#### [Required work]
Each line of the listing that contains the word "icon" is to be copied.
↓↓↓
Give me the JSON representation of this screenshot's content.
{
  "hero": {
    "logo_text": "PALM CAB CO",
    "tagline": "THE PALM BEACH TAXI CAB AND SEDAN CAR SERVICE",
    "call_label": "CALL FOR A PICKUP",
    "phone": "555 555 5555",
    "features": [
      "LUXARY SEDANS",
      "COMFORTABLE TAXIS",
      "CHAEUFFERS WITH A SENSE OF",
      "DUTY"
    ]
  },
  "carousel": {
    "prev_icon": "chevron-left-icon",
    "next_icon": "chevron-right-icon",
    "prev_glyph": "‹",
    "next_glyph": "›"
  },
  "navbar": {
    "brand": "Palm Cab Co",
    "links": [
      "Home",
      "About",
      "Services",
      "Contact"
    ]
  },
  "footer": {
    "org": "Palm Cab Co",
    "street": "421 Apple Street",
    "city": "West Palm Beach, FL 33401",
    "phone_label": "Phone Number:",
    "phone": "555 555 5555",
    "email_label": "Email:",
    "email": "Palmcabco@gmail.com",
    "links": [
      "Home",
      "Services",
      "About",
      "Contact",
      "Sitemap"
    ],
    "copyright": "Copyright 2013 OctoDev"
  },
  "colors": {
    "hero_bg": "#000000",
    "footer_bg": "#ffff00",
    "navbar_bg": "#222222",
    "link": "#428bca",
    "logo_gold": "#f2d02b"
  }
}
↑↑↑
#### [Solution]
    "prev_icon": "chevron-left-icon",
    "next_icon": "chevron-right-icon",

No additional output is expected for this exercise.